** Task details **
Set every line of the listing down again, keeping it identical.

########

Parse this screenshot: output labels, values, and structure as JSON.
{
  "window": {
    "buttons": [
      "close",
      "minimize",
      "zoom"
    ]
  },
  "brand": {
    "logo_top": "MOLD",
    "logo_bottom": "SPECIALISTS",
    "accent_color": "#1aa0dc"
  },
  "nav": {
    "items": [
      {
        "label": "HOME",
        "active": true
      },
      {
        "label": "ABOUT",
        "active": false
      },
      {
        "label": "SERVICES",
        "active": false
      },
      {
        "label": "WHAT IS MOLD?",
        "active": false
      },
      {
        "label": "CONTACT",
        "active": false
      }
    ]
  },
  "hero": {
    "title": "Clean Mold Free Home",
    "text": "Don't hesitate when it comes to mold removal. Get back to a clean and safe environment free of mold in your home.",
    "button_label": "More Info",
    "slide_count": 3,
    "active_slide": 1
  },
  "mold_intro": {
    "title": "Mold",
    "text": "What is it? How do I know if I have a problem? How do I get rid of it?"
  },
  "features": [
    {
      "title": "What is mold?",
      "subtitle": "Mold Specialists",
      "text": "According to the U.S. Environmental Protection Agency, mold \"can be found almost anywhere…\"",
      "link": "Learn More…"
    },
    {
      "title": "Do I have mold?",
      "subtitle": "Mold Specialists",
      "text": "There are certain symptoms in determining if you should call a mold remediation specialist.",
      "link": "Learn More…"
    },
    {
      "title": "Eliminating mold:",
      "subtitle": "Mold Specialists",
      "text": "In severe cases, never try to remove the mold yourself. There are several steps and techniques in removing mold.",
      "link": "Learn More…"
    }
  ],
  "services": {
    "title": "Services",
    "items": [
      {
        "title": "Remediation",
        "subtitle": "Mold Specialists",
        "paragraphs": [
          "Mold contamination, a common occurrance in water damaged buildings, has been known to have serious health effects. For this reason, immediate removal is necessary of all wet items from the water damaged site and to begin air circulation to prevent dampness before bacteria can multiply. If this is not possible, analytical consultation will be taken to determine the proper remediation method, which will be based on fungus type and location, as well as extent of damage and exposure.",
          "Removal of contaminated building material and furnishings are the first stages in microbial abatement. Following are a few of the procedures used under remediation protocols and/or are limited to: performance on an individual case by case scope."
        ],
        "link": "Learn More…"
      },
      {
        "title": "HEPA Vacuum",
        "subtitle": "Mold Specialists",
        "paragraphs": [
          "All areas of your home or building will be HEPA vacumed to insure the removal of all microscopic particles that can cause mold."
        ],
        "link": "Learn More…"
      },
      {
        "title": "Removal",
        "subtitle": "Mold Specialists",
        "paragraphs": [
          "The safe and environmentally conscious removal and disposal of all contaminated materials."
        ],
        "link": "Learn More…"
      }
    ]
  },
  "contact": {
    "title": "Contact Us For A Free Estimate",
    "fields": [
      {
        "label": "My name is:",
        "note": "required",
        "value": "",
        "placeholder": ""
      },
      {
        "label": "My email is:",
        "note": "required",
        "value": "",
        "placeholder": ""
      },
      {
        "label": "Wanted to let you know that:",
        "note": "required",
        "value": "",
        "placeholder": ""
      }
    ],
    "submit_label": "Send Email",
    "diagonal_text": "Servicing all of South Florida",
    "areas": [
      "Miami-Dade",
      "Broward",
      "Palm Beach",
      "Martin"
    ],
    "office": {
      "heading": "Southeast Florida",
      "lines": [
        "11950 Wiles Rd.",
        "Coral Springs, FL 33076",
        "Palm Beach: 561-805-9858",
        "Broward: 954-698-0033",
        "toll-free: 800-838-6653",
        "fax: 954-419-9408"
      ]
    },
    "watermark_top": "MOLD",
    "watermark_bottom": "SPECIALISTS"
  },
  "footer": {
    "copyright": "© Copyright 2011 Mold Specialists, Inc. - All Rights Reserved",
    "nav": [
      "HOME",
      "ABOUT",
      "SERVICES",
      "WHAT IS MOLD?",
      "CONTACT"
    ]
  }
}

########

** Task output **
Parse this screenshot: output labels, values, and structure as JSON.
{
  "window": {
    "buttons": [
      "close",
      "minimize",
      "zoom"
    ]
  },
  "brand": {
    "logo_top": "MOLD",
    "logo_bottom": "SPECIALISTS",
    "accent_color": "#1aa0dc"
  },
  "nav": {
    "items": [
      {
        "label": "HOME",
        "active": true
      },
      {
        "label": "ABOUT",
        "active": false
      },
      {
        "label": "SERVICES",
        "active": false
      },
      {
        "label": "WHAT IS MOLD?",
        "active": false
      },
      {
        "label": "CONTACT",
        "active": false
      }
    ]
  },
  "hero": {
    "title": "Clean Mold Free Home",
    "text": "Don't hesitate when it comes to mold removal. Get back to a clean and safe environment free of mold in your home.",
    "button_label": "More Info",
    "slide_count": 3,
    "active_slide": 1
  },
  "mold_intro": {
    "title": "Mold",
    "text": "What is it? How do I know if I have a problem? How do I get rid of it?"
  },
  "features": [
    {
      "title": "What is mold?",
      "subtitle": "Mold Specialists",
      "text": "According to the U.S. Environmental Protection Agency, mold \"can be found almost anywhere…\"",
      "link": "Learn More…"
    },
    {
      "title": "Do I have mold?",
      "subtitle": "Mold Specialists",
      "text": "There are certain symptoms in determining if you should call a mold remediation specialist.",
      "link": "Learn More…"
    },
    {
      "title": "Eliminating mold:",
      "subtitle": "Mold Specialists",
      "text": "In severe cases, never try to remove the mold yourself. There are several steps and techniques in removing mold.",
      "link": "Learn More…"
    }
  ],
  "services": {
    "title": "Services",
    "items": [
      {
        "title": "Remediation",
        "subtitle": "Mold Specialists",
        "paragraphs": [
          "Mold contamination, a common occurrance in water damaged buildings, has been known to have serious health effects. For this reason, immediate removal is necessary of all wet items from the water damaged site and to begin air circulation to prevent dampness before bacteria can multiply. If this is not possible, analytical consultation will be taken to determine the proper remediation method, which will be based on fungus type and location, as well as extent of damage and exposure.",
          "Removal of contaminated building material and furnishings are the first stages in microbial abatement. Following are a few of the procedures used under remediation protocols and/or are limited to: performance on an individual case by case scope."
        ],
        "link": "Learn More…"
      },
      {
        "title": "HEPA Vacuum",
        "subtitle": "Mold Specialists",
        "paragraphs": [
          "All areas of your home or building will be HEPA vacumed to insure the removal of all microscopic particles that can cause mold."
        ],
        "link": "Learn More…"
      },
      {
        "title": "Removal",
        "subtitle": "Mold Specialists",
        "paragraphs": [
          "The safe and environmentally conscious removal and disposal of all contaminated materials."
        ],
        "link": "Learn More…"
      }
    ]
  },
  "contact": {
    "title": "Contact Us For A Free Estimate",
    "fields": [
      {
        "label": "My name is:",
        "note": "required",
        "value": "",
        "placeholder": ""
      },
      {
        "label": "My email is:",
        "note": "required",
        "value": "",
        "placeholder": ""
      },
      {
        "label": "Wanted to let you know that:",
        "note": "required",
        "value": "",
        "placeholder": ""
      }
    ],
    "submit_label": "Send Email",
    "diagonal_text": "Servicing all of South Florida",
    "areas": [
      "Miami-Dade",
      "Broward",
      "Palm Beach",
      "Martin"
    ],
    "office": {
      "heading": "Southeast Florida",
      "lines": [
        "11950 Wiles Rd.",
        "Coral Springs, FL 33076",
        "Palm Beach: 561-805-9858",
        "Broward: 954-698-0033",
        "toll-free: 800-838-6653",
        "fax: 954-419-9408"
      ]
    },
    "watermark_top": "MOLD",
    "watermark_bottom": "SPECIALISTS"
  },
  "footer": {
    "copyright": "© Copyright 2011 Mold Specialists, Inc. - All Rights Reserved",
    "nav": [
      "HOME",
      "ABOUT",
      "SERVICES",
      "WHAT IS MOLD?",
      "CONTACT"
    ]
  }
}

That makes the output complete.